Task goal:
Every line with the word "page" in it should be extracted from the data that follows.

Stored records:
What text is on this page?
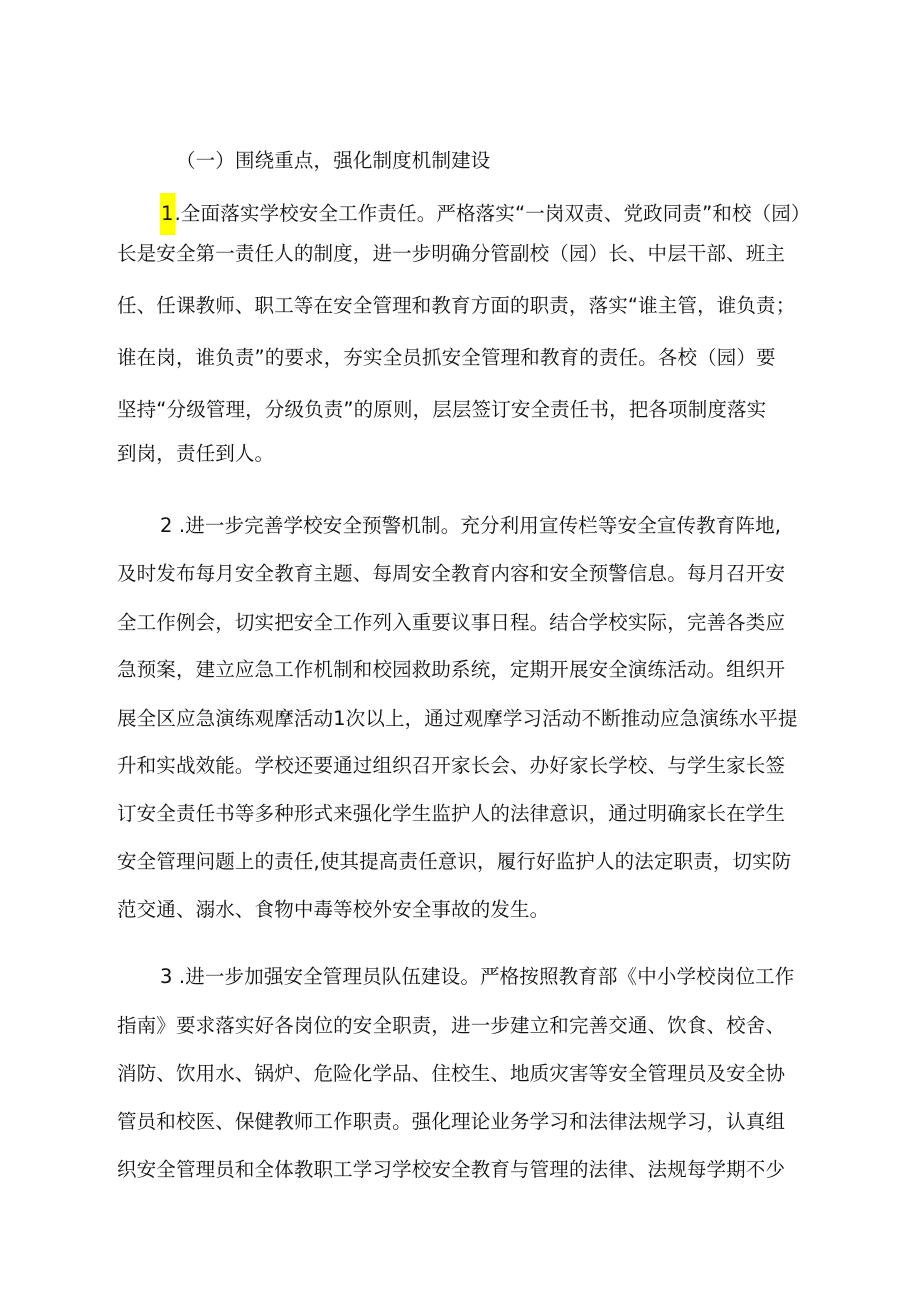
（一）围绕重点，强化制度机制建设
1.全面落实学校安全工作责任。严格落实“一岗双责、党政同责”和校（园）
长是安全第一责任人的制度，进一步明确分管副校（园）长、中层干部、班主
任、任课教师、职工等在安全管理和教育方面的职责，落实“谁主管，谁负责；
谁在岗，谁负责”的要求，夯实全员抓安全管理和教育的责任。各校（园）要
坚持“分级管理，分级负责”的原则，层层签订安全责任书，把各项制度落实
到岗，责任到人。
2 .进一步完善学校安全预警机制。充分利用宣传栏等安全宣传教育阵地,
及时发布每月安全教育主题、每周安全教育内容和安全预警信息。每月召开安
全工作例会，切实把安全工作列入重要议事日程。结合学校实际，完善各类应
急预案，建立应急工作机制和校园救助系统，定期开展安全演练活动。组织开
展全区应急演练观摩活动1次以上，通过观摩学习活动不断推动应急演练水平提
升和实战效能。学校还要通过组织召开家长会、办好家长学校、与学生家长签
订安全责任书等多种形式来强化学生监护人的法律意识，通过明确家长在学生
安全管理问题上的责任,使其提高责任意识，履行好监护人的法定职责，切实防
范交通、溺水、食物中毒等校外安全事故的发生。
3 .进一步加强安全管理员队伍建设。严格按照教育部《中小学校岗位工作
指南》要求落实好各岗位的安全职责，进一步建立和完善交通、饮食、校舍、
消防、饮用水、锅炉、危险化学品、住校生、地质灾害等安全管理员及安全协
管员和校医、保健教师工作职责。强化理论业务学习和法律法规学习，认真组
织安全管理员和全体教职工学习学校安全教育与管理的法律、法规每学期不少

--

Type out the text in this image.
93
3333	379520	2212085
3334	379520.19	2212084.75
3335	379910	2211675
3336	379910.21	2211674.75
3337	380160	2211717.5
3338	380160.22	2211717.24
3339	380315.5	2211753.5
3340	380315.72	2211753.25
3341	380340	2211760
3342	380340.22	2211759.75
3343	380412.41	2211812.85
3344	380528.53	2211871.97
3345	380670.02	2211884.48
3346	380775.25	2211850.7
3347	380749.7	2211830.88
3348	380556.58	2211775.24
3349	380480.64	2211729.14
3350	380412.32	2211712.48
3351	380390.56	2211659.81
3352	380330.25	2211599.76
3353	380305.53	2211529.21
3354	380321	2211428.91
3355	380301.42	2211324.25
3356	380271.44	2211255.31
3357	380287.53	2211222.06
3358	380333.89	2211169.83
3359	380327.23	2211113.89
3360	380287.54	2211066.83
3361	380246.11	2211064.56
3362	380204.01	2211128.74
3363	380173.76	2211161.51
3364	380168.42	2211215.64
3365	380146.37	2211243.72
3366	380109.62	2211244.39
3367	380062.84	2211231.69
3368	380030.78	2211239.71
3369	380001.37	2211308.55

---

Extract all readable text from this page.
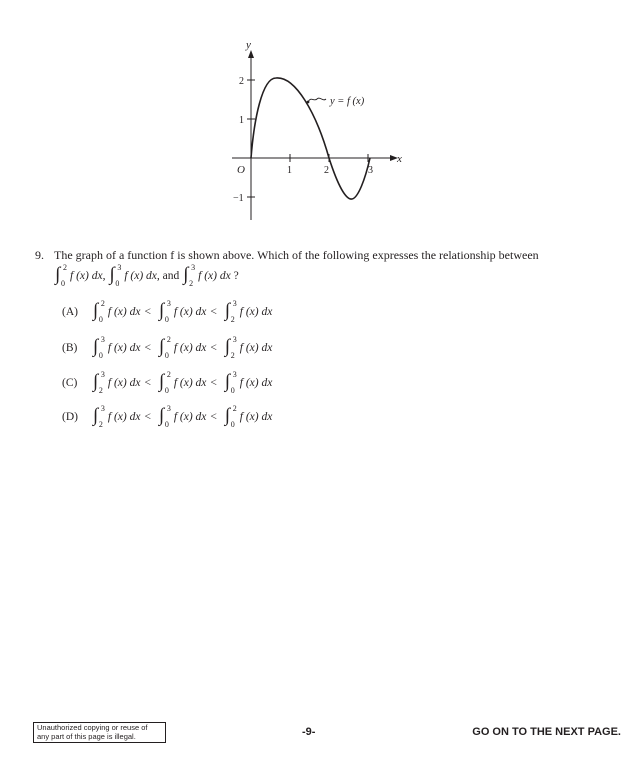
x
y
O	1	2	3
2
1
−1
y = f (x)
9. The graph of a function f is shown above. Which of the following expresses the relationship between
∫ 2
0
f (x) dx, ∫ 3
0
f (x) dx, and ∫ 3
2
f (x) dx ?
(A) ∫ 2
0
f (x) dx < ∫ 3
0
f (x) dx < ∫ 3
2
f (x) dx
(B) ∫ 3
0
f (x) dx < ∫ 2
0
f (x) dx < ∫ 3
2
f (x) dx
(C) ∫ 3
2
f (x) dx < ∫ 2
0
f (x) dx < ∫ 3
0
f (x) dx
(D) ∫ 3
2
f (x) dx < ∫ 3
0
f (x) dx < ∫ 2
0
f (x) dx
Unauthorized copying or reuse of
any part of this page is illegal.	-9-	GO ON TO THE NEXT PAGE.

Exercise solution:
What text is on this page?
Extract all readable text from this page.
any part of this page is illegal.	-9-	GO ON TO THE NEXT PAGE.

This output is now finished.